### TASK OBJECTIVE
In the entries that follow, count each line containing "TeFl" and state the total, nothing more.

+++

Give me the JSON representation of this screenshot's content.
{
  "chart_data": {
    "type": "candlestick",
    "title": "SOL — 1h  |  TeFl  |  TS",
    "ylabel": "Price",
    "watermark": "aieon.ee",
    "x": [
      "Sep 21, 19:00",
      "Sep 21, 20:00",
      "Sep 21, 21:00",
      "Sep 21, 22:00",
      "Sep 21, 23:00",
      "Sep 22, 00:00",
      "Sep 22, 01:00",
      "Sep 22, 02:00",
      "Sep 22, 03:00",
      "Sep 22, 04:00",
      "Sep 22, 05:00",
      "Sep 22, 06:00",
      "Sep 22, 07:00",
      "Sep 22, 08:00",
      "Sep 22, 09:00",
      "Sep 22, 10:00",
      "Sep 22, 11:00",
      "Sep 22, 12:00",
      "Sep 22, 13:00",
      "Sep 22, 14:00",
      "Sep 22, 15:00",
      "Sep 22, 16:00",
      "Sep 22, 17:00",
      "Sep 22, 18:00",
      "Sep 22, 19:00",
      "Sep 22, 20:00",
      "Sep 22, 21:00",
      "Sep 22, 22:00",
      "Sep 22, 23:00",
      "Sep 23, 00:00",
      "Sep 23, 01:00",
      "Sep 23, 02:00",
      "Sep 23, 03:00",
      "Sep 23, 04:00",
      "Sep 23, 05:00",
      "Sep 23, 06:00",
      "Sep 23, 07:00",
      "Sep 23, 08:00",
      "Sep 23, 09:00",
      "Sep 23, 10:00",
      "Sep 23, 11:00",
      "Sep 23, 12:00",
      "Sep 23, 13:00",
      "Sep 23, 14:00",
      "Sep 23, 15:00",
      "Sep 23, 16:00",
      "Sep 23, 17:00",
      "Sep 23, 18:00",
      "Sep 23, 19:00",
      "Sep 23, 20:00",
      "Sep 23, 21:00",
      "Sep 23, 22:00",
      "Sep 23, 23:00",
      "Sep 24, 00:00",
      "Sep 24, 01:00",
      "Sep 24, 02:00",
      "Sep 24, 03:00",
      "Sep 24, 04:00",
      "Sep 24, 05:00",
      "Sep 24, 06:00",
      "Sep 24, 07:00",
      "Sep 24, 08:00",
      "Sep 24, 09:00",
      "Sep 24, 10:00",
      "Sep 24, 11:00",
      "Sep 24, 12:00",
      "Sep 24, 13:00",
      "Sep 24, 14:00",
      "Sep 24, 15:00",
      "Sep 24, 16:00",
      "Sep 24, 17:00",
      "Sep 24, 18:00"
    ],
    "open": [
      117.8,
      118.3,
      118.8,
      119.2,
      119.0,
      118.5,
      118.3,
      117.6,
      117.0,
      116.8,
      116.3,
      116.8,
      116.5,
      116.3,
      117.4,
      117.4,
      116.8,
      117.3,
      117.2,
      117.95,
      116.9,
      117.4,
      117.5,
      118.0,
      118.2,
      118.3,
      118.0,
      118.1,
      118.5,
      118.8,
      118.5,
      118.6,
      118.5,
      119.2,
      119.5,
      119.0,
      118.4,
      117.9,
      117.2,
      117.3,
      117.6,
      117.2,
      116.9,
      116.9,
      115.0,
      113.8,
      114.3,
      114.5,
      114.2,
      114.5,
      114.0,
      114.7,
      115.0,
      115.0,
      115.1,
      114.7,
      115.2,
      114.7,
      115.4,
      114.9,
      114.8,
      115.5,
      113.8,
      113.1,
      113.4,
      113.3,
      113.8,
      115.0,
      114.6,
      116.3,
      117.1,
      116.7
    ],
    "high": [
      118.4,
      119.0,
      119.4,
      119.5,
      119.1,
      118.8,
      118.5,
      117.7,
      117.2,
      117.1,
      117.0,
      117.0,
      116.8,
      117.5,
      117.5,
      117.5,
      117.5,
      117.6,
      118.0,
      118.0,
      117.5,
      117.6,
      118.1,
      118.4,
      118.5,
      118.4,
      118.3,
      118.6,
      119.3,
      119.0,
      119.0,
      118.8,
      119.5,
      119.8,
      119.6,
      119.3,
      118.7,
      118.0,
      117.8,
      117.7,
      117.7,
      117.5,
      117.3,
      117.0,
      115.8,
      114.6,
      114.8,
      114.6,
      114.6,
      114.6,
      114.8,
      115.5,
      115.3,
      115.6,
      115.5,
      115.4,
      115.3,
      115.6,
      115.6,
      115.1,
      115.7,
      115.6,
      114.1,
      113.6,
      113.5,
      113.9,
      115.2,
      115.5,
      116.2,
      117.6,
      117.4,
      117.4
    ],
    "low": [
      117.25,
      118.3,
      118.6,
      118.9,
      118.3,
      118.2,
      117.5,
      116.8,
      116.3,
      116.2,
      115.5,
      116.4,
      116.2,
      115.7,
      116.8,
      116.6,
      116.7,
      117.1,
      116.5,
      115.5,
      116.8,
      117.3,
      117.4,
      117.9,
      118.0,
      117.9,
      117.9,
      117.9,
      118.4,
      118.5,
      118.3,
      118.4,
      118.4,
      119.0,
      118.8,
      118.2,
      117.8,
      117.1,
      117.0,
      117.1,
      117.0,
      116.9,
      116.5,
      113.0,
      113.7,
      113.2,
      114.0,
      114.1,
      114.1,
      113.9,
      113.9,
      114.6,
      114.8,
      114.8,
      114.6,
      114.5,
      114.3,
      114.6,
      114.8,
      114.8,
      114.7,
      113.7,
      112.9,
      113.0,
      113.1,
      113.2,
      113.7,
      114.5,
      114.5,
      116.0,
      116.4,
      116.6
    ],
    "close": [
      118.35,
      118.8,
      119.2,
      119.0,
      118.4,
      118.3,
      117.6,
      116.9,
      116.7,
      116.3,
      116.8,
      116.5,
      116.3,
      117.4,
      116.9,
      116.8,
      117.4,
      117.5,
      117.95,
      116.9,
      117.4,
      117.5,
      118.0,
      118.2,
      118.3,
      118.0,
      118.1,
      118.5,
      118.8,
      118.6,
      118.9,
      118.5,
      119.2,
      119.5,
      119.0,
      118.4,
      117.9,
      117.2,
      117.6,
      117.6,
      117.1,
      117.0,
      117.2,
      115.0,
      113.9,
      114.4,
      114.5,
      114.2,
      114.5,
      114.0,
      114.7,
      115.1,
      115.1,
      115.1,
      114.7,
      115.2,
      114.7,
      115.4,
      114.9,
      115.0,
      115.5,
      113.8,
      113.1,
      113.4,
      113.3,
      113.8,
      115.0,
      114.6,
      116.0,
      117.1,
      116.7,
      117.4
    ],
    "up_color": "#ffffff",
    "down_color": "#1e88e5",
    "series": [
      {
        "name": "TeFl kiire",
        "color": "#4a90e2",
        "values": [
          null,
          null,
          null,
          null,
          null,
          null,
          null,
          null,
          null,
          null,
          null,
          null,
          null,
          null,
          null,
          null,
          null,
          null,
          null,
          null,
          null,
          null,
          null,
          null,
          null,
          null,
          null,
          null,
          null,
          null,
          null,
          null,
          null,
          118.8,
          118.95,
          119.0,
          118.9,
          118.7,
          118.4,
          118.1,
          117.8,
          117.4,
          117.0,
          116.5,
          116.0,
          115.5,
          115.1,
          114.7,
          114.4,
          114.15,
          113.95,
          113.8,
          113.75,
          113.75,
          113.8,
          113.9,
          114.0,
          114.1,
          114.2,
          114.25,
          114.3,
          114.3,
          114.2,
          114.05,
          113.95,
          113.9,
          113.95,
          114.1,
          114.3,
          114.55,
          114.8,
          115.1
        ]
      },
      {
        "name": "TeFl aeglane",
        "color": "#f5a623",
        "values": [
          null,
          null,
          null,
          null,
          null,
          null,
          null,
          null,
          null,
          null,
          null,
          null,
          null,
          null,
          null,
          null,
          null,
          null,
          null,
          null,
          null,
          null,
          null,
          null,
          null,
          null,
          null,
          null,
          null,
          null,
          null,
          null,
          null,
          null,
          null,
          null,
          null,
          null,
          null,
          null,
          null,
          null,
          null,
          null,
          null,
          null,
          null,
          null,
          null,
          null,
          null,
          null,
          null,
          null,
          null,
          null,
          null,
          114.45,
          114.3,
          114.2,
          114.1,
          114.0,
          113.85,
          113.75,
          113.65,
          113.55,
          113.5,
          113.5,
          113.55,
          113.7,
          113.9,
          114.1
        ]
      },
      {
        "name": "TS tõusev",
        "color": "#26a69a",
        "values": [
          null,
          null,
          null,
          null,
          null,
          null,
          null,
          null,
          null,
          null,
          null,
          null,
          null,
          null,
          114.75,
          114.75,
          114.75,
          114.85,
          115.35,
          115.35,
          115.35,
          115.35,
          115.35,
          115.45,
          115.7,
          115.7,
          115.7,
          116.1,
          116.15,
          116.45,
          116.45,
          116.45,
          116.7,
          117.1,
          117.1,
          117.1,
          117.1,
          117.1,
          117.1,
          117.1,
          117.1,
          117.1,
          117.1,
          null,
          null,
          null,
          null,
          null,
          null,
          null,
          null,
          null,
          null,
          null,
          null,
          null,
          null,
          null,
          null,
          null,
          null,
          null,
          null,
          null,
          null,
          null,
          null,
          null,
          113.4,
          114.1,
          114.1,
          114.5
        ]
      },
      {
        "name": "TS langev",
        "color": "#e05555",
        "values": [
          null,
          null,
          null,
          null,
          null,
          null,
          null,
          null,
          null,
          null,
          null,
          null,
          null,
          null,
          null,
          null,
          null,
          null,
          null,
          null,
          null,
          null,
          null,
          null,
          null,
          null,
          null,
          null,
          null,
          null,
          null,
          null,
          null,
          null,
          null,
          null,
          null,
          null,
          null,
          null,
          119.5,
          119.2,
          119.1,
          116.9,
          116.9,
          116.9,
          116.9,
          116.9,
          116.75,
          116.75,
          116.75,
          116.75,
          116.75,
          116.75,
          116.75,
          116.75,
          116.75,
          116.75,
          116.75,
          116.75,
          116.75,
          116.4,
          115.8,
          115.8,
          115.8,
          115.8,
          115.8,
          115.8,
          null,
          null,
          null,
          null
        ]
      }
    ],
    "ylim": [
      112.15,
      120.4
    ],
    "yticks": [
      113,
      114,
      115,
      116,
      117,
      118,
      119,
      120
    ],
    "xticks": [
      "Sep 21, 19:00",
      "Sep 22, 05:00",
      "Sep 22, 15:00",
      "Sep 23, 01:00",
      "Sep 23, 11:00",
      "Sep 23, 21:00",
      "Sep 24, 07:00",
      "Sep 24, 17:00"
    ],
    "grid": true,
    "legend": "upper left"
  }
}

+++

### THE SOLUTION
3